▸ Description of the task:
Write the material out again, line by line, exactly as it is.

▸ Material to process:
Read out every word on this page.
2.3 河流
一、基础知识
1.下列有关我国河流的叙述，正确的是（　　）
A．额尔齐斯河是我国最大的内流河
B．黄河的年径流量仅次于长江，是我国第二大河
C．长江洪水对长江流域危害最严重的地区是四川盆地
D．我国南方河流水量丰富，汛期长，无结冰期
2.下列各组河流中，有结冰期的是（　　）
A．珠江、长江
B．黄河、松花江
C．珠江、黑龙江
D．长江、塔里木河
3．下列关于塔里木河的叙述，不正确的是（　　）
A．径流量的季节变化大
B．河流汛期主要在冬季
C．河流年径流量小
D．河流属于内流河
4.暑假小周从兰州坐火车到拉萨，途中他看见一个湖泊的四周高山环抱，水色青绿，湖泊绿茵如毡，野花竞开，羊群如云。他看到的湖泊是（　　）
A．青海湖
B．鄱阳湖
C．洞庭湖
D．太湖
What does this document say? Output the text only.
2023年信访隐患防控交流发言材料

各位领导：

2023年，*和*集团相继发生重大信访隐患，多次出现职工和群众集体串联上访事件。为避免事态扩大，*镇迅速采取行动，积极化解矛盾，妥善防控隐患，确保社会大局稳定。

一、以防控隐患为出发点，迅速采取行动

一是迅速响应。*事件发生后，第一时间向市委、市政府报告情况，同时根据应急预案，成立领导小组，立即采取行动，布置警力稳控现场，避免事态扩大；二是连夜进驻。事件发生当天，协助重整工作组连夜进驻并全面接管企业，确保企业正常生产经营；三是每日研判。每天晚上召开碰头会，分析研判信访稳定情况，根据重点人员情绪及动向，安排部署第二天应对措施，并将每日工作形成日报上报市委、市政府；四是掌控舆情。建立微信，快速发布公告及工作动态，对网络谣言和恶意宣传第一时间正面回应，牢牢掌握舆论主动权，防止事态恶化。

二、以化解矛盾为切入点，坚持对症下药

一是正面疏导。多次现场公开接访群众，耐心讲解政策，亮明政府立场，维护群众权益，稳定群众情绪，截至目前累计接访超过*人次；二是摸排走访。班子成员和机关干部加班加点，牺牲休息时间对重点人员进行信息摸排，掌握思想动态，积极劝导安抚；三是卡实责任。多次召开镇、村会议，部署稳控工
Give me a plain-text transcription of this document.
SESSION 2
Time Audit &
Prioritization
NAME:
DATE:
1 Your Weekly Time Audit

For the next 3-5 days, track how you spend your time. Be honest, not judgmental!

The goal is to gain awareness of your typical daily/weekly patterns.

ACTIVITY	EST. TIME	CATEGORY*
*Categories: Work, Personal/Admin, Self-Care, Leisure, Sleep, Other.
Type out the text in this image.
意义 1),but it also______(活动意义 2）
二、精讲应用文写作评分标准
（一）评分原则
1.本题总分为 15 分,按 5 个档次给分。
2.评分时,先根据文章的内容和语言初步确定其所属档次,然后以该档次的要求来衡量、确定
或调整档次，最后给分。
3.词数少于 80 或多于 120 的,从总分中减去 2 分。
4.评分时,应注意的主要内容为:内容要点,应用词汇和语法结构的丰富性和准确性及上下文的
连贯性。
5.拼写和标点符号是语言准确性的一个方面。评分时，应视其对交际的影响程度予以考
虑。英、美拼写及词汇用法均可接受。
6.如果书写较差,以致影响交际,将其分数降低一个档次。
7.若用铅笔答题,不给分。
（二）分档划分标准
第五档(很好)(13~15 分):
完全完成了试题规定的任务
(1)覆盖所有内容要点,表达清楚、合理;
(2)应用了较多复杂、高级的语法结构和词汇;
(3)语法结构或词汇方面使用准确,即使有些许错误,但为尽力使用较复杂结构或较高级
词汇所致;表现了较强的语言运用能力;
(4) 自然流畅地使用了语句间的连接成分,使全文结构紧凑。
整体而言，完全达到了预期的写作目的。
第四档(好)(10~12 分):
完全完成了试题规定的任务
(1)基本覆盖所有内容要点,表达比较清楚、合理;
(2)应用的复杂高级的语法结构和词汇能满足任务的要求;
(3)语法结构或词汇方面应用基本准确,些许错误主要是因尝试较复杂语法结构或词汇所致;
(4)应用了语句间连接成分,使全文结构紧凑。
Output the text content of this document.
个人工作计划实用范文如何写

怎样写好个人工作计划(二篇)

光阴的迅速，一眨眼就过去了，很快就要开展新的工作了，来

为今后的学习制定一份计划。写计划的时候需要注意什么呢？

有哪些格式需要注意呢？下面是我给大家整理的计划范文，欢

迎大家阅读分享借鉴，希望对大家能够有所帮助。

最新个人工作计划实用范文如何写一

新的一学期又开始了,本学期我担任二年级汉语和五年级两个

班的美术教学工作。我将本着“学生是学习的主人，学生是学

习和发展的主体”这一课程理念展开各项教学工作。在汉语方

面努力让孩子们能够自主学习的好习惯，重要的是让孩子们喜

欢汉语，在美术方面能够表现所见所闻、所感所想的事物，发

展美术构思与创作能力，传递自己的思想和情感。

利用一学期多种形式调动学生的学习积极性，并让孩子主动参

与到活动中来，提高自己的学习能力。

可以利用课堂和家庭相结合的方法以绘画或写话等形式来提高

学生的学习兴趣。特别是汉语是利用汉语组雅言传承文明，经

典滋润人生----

▸ Solved exercise:
Read out every word on this page.
2.3 河流
一、基础知识
1.下列有关我国河流的叙述，正确的是（　　）
A．额尔齐斯河是我国最大的内流河
B．黄河的年径流量仅次于长江，是我国第二大河
C．长江洪水对长江流域危害最严重的地区是四川盆地
D．我国南方河流水量丰富，汛期长，无结冰期
2.下列各组河流中，有结冰期的是（　　）
A．珠江、长江
B．黄河、松花江
C．珠江、黑龙江
D．长江、塔里木河
3．下列关于塔里木河的叙述，不正确的是（　　）
A．径流量的季节变化大
B．河流汛期主要在冬季
C．河流年径流量小
D．河流属于内流河
4.暑假小周从兰州坐火车到拉萨，途中他看见一个湖泊的四周高山环抱，水色青绿，湖泊绿茵如毡，野花竞开，羊群如云。他看到的湖泊是（　　）
A．青海湖
B．鄱阳湖
C．洞庭湖
D．太湖
What does this document say? Output the text only.
2023年信访隐患防控交流发言材料

各位领导：

2023年，*和*集团相继发生重大信访隐患，多次出现职工和群众集体串联上访事件。为避免事态扩大，*镇迅速采取行动，积极化解矛盾，妥善防控隐患，确保社会大局稳定。

一、以防控隐患为出发点，迅速采取行动

一是迅速响应。*事件发生后，第一时间向市委、市政府报告情况，同时根据应急预案，成立领导小组，立即采取行动，布置警力稳控现场，避免事态扩大；二是连夜进驻。事件发生当天，协助重整工作组连夜进驻并全面接管企业，确保企业正常生产经营；三是每日研判。每天晚上召开碰头会，分析研判信访稳定情况，根据重点人员情绪及动向，安排部署第二天应对措施，并将每日工作形成日报上报市委、市政府；四是掌控舆情。建立微信，快速发布公告及工作动态，对网络谣言和恶意宣传第一时间正面回应，牢牢掌握舆论主动权，防止事态恶化。

二、以化解矛盾为切入点，坚持对症下药

一是正面疏导。多次现场公开接访群众，耐心讲解政策，亮明政府立场，维护群众权益，稳定群众情绪，截至目前累计接访超过*人次；二是摸排走访。班子成员和机关干部加班加点，牺牲休息时间对重点人员进行信息摸排，掌握思想动态，积极劝导安抚；三是卡实责任。多次召开镇、村会议，部署稳控工
Give me a plain-text transcription of this document.
SESSION 2
Time Audit &
Prioritization
NAME:
DATE:
1 Your Weekly Time Audit

For the next 3-5 days, track how you spend your time. Be honest, not judgmental!

The goal is to gain awareness of your typical daily/weekly patterns.

ACTIVITY	EST. TIME	CATEGORY*
*Categories: Work, Personal/Admin, Self-Care, Leisure, Sleep, Other.
Type out the text in this image.
意义 1),but it also______(活动意义 2）
二、精讲应用文写作评分标准
（一）评分原则
1.本题总分为 15 分,按 5 个档次给分。
2.评分时,先根据文章的内容和语言初步确定其所属档次,然后以该档次的要求来衡量、确定
或调整档次，最后给分。
3.词数少于 80 或多于 120 的,从总分中减去 2 分。
4.评分时,应注意的主要内容为:内容要点,应用词汇和语法结构的丰富性和准确性及上下文的
连贯性。
5.拼写和标点符号是语言准确性的一个方面。评分时，应视其对交际的影响程度予以考
虑。英、美拼写及词汇用法均可接受。
6.如果书写较差,以致影响交际,将其分数降低一个档次。
7.若用铅笔答题,不给分。
（二）分档划分标准
第五档(很好)(13~15 分):
完全完成了试题规定的任务
(1)覆盖所有内容要点,表达清楚、合理;
(2)应用了较多复杂、高级的语法结构和词汇;
(3)语法结构或词汇方面使用准确,即使有些许错误,但为尽力使用较复杂结构或较高级
词汇所致;表现了较强的语言运用能力;
(4) 自然流畅地使用了语句间的连接成分,使全文结构紧凑。
整体而言，完全达到了预期的写作目的。
第四档(好)(10~12 分):
完全完成了试题规定的任务
(1)基本覆盖所有内容要点,表达比较清楚、合理;
(2)应用的复杂高级的语法结构和词汇能满足任务的要求;
(3)语法结构或词汇方面应用基本准确,些许错误主要是因尝试较复杂语法结构或词汇所致;
(4)应用了语句间连接成分,使全文结构紧凑。
Output the text content of this document.
个人工作计划实用范文如何写

怎样写好个人工作计划(二篇)

光阴的迅速，一眨眼就过去了，很快就要开展新的工作了，来

为今后的学习制定一份计划。写计划的时候需要注意什么呢？

有哪些格式需要注意呢？下面是我给大家整理的计划范文，欢

迎大家阅读分享借鉴，希望对大家能够有所帮助。

最新个人工作计划实用范文如何写一

新的一学期又开始了,本学期我担任二年级汉语和五年级两个

班的美术教学工作。我将本着“学生是学习的主人，学生是学

习和发展的主体”这一课程理念展开各项教学工作。在汉语方

面努力让孩子们能够自主学习的好习惯，重要的是让孩子们喜

欢汉语，在美术方面能够表现所见所闻、所感所想的事物，发

展美术构思与创作能力，传递自己的思想和情感。

利用一学期多种形式调动学生的学习积极性，并让孩子主动参

与到活动中来，提高自己的学习能力。

可以利用课堂和家庭相结合的方法以绘画或写话等形式来提高

学生的学习兴趣。特别是汉语是利用汉语组雅言传承文明，经

典滋润人生----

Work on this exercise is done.